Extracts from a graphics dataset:
━━━

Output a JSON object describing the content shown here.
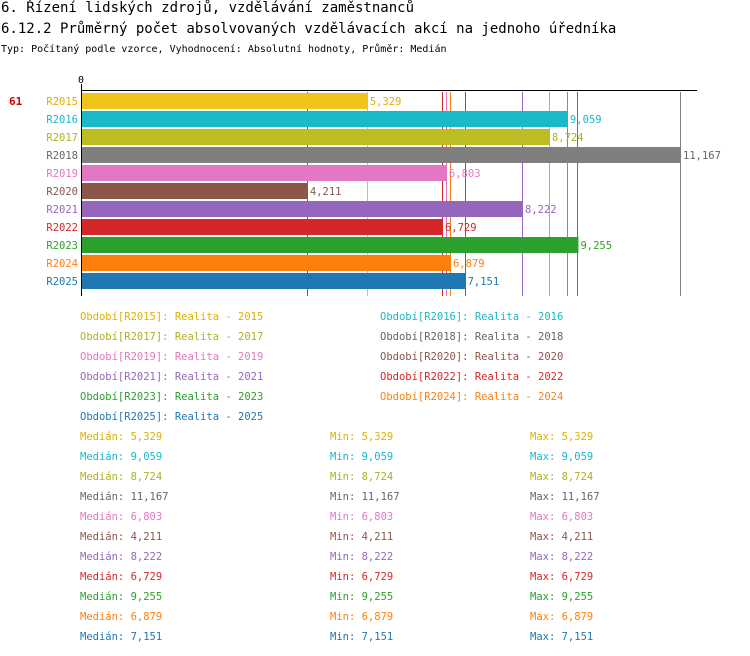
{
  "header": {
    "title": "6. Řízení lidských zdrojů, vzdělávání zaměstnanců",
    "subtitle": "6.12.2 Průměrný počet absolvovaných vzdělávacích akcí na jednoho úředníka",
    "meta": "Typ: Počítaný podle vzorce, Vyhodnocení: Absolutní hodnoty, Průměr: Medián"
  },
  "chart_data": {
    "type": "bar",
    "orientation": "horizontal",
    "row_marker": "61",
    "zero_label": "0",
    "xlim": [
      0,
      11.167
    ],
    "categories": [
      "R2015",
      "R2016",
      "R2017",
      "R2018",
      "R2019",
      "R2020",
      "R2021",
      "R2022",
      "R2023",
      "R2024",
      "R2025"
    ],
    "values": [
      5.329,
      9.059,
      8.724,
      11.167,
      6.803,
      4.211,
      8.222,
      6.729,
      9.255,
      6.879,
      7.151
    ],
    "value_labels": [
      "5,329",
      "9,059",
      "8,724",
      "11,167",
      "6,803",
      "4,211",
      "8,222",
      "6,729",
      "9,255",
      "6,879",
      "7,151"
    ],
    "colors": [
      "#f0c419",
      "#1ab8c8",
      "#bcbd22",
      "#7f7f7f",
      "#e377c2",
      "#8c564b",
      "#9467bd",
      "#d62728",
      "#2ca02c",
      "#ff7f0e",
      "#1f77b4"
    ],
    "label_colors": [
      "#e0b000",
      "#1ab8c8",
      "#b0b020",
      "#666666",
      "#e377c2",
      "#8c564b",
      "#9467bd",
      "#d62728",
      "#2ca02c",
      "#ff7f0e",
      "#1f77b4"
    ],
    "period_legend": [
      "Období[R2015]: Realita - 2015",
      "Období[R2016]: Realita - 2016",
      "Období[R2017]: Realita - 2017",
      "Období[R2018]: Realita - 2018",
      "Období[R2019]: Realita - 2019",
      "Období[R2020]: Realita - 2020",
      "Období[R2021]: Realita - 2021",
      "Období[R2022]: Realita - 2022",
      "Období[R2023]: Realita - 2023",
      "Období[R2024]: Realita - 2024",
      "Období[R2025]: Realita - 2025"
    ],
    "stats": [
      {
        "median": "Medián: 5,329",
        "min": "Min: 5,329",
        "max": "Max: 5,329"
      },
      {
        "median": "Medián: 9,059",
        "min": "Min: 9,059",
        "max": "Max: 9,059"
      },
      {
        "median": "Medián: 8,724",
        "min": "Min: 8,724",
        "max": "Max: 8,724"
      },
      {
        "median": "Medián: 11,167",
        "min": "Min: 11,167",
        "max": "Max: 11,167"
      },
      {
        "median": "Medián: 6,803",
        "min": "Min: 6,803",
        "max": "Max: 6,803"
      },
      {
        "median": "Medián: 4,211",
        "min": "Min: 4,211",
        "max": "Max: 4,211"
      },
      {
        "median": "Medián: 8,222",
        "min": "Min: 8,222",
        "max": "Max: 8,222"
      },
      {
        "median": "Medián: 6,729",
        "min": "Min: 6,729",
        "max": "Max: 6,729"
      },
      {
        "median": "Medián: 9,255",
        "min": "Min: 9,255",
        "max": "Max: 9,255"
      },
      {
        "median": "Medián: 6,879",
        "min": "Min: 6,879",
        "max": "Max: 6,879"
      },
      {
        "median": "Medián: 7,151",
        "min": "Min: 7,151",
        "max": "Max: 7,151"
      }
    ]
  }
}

━━━

■ Problem to solve:
Say how many lines have the string "Období" in them, offering no words beyond the number.

■ Solution for this task:
11